⟨
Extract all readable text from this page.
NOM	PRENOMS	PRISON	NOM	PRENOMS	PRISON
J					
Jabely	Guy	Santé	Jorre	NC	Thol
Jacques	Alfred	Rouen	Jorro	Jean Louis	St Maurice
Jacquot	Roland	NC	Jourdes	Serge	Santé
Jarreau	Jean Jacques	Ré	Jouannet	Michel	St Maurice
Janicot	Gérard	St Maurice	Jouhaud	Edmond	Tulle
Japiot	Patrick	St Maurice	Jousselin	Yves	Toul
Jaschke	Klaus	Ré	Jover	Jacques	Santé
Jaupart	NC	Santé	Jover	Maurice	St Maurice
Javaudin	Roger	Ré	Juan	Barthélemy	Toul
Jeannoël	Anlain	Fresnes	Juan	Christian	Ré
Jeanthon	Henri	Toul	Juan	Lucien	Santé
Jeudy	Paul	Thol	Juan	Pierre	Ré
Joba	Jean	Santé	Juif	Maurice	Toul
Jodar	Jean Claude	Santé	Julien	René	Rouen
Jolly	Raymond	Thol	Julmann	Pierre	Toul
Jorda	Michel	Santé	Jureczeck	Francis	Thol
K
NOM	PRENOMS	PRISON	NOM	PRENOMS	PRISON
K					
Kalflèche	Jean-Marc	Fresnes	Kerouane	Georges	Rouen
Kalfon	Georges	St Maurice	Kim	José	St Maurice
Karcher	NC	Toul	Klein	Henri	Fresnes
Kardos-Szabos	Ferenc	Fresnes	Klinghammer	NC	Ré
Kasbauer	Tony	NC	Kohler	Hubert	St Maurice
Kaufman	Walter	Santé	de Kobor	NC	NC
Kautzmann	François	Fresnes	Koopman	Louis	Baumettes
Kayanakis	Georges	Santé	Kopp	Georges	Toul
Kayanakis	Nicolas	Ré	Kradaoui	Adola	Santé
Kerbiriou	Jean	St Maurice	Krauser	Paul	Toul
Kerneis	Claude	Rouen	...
⟩
⟨
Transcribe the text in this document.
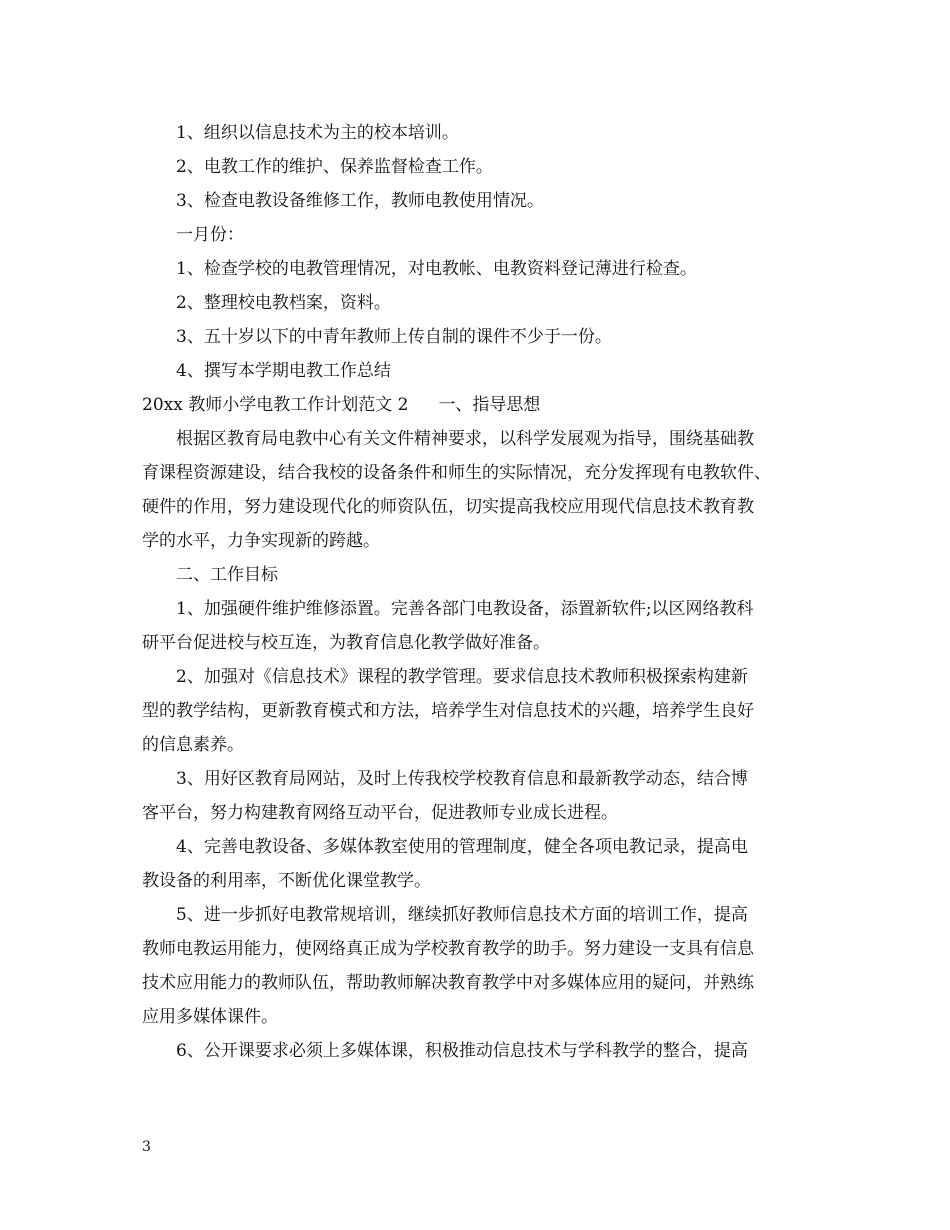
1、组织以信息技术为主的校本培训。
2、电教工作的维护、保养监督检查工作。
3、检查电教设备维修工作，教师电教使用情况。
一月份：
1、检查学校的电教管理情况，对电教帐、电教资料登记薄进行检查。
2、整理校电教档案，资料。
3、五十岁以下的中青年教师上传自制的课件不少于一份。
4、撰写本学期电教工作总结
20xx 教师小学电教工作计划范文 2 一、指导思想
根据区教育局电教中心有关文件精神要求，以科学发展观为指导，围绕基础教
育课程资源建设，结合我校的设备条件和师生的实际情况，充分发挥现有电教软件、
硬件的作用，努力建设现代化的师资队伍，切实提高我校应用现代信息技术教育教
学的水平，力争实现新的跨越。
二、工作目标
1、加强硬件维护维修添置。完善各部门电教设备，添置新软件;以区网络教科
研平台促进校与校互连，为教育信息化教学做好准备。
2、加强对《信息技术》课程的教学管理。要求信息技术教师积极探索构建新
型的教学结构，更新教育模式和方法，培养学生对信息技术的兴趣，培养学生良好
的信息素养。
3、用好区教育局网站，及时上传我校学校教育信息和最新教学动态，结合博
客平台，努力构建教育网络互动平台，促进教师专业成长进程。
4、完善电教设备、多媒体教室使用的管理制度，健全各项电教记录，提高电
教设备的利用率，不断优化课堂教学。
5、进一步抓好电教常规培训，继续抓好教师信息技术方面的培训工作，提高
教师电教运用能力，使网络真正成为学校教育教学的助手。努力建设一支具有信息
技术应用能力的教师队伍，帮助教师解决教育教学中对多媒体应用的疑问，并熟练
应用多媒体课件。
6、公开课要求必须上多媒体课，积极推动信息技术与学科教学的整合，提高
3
⟩
⟨
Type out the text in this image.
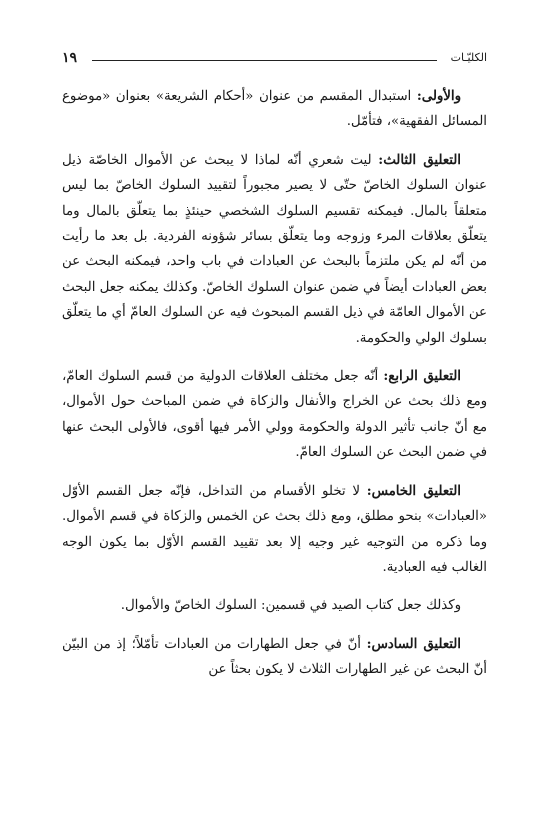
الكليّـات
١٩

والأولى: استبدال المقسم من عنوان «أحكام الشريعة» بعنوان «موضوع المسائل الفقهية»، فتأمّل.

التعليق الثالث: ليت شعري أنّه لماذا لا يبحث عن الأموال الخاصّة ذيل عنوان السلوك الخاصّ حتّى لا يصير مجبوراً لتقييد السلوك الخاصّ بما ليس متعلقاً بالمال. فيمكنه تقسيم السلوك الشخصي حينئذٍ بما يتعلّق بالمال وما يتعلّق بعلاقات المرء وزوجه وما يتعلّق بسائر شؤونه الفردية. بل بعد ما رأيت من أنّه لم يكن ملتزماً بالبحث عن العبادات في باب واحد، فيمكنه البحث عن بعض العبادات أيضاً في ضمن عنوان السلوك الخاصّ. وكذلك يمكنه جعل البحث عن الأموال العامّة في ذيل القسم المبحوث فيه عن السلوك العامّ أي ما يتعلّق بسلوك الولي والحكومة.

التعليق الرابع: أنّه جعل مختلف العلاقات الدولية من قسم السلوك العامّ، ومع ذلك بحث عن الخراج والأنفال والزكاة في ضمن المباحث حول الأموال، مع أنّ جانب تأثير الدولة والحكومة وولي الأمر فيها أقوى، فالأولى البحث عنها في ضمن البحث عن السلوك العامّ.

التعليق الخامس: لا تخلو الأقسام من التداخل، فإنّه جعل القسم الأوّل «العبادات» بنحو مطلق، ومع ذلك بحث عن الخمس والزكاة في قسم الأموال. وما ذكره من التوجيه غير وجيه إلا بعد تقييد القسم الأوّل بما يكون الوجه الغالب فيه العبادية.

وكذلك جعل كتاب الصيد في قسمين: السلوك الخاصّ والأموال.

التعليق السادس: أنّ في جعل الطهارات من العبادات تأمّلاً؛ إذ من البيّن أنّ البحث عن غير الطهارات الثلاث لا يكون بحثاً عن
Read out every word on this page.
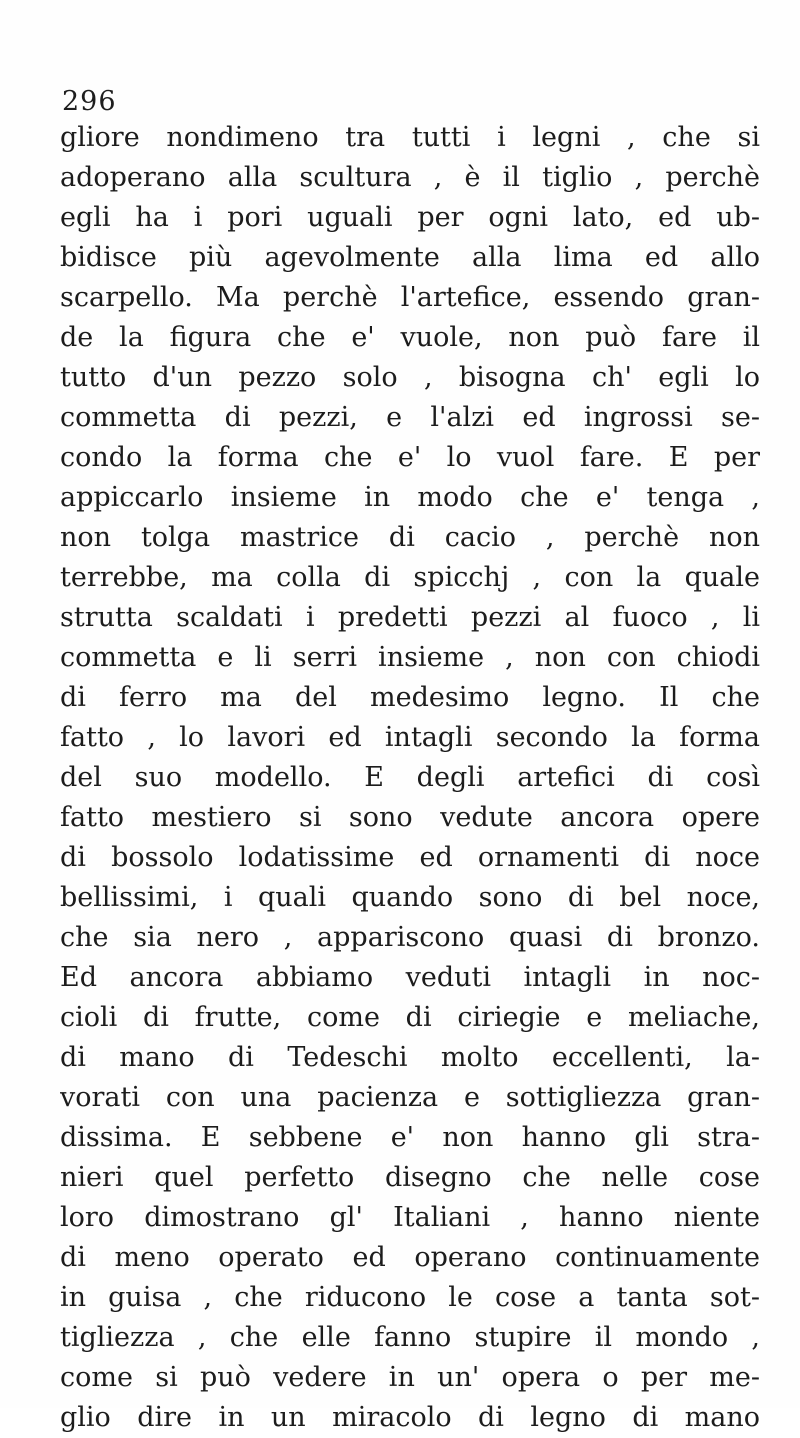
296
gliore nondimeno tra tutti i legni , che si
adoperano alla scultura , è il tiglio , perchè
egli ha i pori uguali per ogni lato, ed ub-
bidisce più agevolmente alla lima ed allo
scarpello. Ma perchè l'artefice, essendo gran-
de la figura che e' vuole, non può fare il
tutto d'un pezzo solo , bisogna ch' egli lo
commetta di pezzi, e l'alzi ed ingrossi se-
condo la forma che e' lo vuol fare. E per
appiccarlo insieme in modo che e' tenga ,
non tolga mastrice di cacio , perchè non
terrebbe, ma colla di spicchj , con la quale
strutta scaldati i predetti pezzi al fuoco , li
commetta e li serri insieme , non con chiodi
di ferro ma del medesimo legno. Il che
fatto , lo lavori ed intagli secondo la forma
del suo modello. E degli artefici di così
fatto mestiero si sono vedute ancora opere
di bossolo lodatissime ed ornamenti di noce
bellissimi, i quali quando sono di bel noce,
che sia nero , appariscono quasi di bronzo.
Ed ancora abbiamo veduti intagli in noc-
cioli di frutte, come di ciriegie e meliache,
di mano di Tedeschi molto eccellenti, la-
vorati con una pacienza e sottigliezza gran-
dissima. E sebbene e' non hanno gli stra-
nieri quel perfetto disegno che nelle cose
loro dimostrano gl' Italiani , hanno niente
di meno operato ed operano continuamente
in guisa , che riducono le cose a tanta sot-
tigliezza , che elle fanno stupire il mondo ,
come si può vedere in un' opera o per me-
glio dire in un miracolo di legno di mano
⟩
* **What you need to do**
In the entries above, identify every line with the string "commetta".

* **Answer to this exercise**
commetta di pezzi, e l'alzi ed ingrossi se-
commetta e li serri insieme , non con chiodi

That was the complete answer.